___ Data section
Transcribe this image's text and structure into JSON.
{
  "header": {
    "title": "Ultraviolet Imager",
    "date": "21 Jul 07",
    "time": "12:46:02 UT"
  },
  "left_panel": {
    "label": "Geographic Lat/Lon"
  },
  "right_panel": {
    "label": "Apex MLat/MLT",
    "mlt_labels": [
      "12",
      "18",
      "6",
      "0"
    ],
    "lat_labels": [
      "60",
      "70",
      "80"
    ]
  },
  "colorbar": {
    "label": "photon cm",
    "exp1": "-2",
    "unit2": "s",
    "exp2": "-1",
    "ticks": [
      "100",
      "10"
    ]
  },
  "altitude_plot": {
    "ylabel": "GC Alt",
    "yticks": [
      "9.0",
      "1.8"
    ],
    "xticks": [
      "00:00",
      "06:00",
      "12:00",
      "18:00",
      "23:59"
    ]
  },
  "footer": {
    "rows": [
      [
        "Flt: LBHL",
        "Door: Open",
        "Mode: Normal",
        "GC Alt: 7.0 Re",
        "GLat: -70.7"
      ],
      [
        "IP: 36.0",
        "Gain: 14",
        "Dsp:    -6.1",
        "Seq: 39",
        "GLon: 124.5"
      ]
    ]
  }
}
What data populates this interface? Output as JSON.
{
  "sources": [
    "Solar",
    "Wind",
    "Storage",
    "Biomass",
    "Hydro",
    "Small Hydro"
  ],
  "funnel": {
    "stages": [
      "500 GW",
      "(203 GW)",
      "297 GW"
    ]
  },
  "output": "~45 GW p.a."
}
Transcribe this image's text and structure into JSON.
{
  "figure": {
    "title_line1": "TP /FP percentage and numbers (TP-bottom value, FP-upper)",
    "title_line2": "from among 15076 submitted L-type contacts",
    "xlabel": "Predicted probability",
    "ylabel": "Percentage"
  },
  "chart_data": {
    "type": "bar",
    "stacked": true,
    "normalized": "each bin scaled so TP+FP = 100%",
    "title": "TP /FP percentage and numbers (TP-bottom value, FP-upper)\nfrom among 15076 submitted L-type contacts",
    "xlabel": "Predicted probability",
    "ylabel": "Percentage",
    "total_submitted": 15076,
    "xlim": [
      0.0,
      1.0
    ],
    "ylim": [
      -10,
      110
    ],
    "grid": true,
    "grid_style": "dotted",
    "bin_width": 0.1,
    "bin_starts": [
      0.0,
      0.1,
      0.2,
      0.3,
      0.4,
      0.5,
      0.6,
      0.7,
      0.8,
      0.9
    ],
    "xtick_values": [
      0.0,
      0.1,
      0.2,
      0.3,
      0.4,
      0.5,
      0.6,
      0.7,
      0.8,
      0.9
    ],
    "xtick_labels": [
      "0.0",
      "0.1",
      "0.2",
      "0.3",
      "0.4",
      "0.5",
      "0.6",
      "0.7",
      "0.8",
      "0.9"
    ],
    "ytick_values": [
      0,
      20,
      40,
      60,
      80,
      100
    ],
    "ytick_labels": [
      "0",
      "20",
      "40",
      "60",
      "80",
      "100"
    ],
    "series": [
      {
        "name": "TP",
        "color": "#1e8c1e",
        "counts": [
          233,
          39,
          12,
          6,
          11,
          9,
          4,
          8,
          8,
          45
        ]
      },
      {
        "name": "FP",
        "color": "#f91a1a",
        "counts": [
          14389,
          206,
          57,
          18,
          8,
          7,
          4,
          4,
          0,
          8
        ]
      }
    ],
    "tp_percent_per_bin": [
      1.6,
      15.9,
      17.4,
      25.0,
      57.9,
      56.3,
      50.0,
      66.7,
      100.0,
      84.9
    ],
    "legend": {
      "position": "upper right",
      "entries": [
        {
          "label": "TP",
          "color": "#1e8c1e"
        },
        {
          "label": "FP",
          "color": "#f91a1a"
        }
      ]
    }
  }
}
______
◆ The task
Output each entry precisely as given.

◆ Exercise solution
Transcribe this image's text and structure into JSON.
{
  "header": {
    "title": "Ultraviolet Imager",
    "date": "21 Jul 07",
    "time": "12:46:02 UT"
  },
  "left_panel": {
    "label": "Geographic Lat/Lon"
  },
  "right_panel": {
    "label": "Apex MLat/MLT",
    "mlt_labels": [
      "12",
      "18",
      "6",
      "0"
    ],
    "lat_labels": [
      "60",
      "70",
      "80"
    ]
  },
  "colorbar": {
    "label": "photon cm",
    "exp1": "-2",
    "unit2": "s",
    "exp2": "-1",
    "ticks": [
      "100",
      "10"
    ]
  },
  "altitude_plot": {
    "ylabel": "GC Alt",
    "yticks": [
      "9.0",
      "1.8"
    ],
    "xticks": [
      "00:00",
      "06:00",
      "12:00",
      "18:00",
      "23:59"
    ]
  },
  "footer": {
    "rows": [
      [
        "Flt: LBHL",
        "Door: Open",
        "Mode: Normal",
        "GC Alt: 7.0 Re",
        "GLat: -70.7"
      ],
      [
        "IP: 36.0",
        "Gain: 14",
        "Dsp:    -6.1",
        "Seq: 39",
        "GLon: 124.5"
      ]
    ]
  }
}
What data populates this interface? Output as JSON.
{
  "sources": [
    "Solar",
    "Wind",
    "Storage",
    "Biomass",
    "Hydro",
    "Small Hydro"
  ],
  "funnel": {
    "stages": [
      "500 GW",
      "(203 GW)",
      "297 GW"
    ]
  },
  "output": "~45 GW p.a."
}
Transcribe this image's text and structure into JSON.
{
  "figure": {
    "title_line1": "TP /FP percentage and numbers (TP-bottom value, FP-upper)",
    "title_line2": "from among 15076 submitted L-type contacts",
    "xlabel": "Predicted probability",
    "ylabel": "Percentage"
  },
  "chart_data": {
    "type": "bar",
    "stacked": true,
    "normalized": "each bin scaled so TP+FP = 100%",
    "title": "TP /FP percentage and numbers (TP-bottom value, FP-upper)\nfrom among 15076 submitted L-type contacts",
    "xlabel": "Predicted probability",
    "ylabel": "Percentage",
    "total_submitted": 15076,
    "xlim": [
      0.0,
      1.0
    ],
    "ylim": [
      -10,
      110
    ],
    "grid": true,
    "grid_style": "dotted",
    "bin_width": 0.1,
    "bin_starts": [
      0.0,
      0.1,
      0.2,
      0.3,
      0.4,
      0.5,
      0.6,
      0.7,
      0.8,
      0.9
    ],
    "xtick_values": [
      0.0,
      0.1,
      0.2,
      0.3,
      0.4,
      0.5,
      0.6,
      0.7,
      0.8,
      0.9
    ],
    "xtick_labels": [
      "0.0",
      "0.1",
      "0.2",
      "0.3",
      "0.4",
      "0.5",
      "0.6",
      "0.7",
      "0.8",
      "0.9"
    ],
    "ytick_values": [
      0,
      20,
      40,
      60,
      80,
      100
    ],
    "ytick_labels": [
      "0",
      "20",
      "40",
      "60",
      "80",
      "100"
    ],
    "series": [
      {
        "name": "TP",
        "color": "#1e8c1e",
        "counts": [
          233,
          39,
          12,
          6,
          11,
          9,
          4,
          8,
          8,
          45
        ]
      },
      {
        "name": "FP",
        "color": "#f91a1a",
        "counts": [
          14389,
          206,
          57,
          18,
          8,
          7,
          4,
          4,
          0,
          8
        ]
      }
    ],
    "tp_percent_per_bin": [
      1.6,
      15.9,
      17.4,
      25.0,
      57.9,
      56.3,
      50.0,
      66.7,
      100.0,
      84.9
    ],
    "legend": {
      "position": "upper right",
      "entries": [
        {
          "label": "TP",
          "color": "#1e8c1e"
        },
        {
          "label": "FP",
          "color": "#f91a1a"
        }
      ]
    }
  }
}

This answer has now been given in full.